Reading passage —

start

Rather, his is an amalgamation of different approaches, marked by incredible tactical flexibility. Against Manchester City, he packed his team with four classical central midfielders to man-mark City’s attackers. It’s a trend that is getting increasingly popular in Italian football, and helps wield midfield control as well as create overloads centrally. City were caught off-guard, and Villa pressed relentlessly higher up the pitch, winning possession in the final third 13 times, the most ever against a Guardiola team.

Against Arsenal, they did not always press as high. They are lightning quick in transitions, with McGinn and the two No. 10s Bailey and Moussa Diaby all slicing into spaces with both incision and precision. A robust backline protected by the tenacious double pivot of Douglas Luiz and Boubacar Kamara has made them an impregnable defensive block, as Arsenal and City would vouch for.

end

Dataset content —

start

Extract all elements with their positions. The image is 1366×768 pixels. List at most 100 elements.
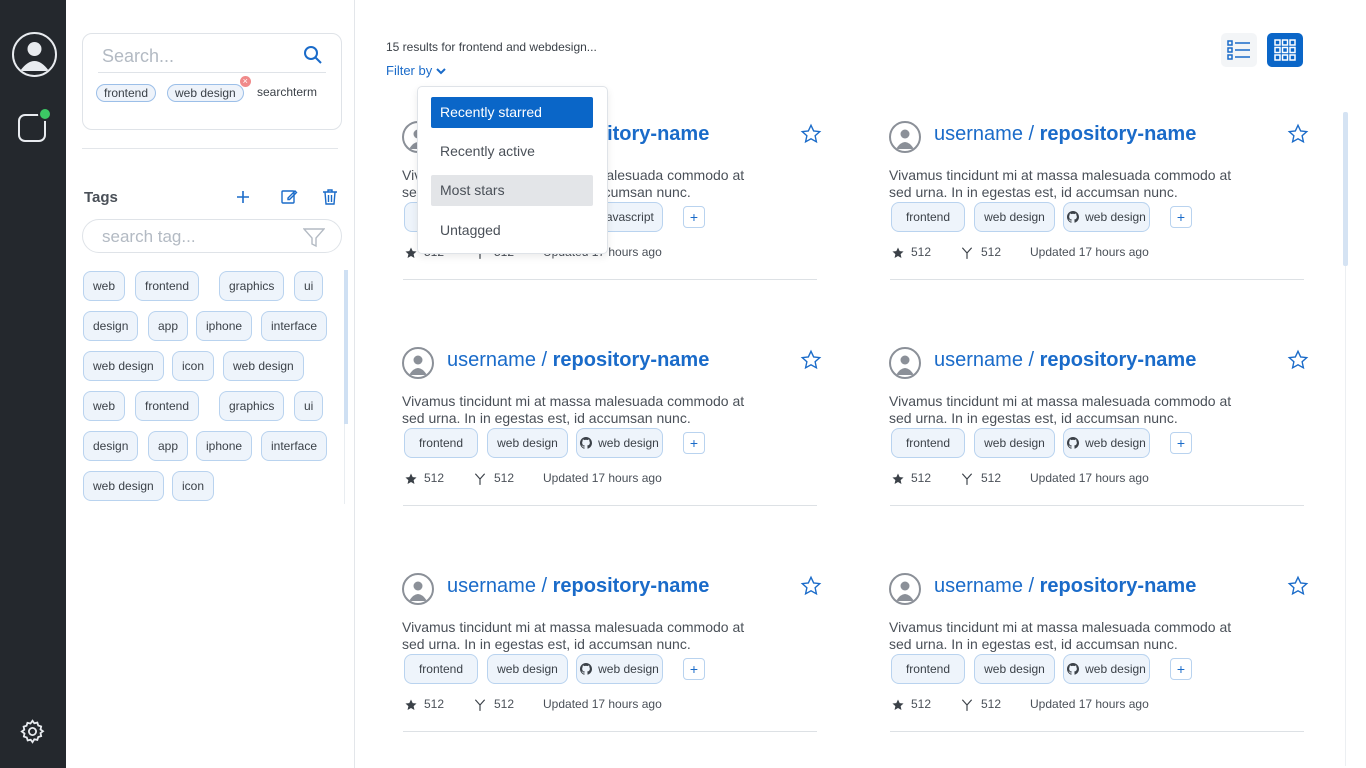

end

Requirements —
a - In the text on Villa's tactics, how many times did Villa win possession in the final third against Manchester City?
b - Please write what follows the last sentence of the text on Villa's tactics.

Expected outputs —
a - 13 times, the most ever against a Guardiola team.

b -
Both Arteta and Guardiola, whose teams Emery beat in the space of four days, played up Villa’s title-challenging potential.

Beyond the theme of redemption and Villa pushing for the title, here is a manager enjoying what he does. It was not the case at Arsenal, where he said there was too much politics behind his back, where he was coaching with a group of strangers, where he had little freedom and most of all, where the giant shadow of Arsene Wenger loomed over him. At Villa, Emery is casting his own shadow.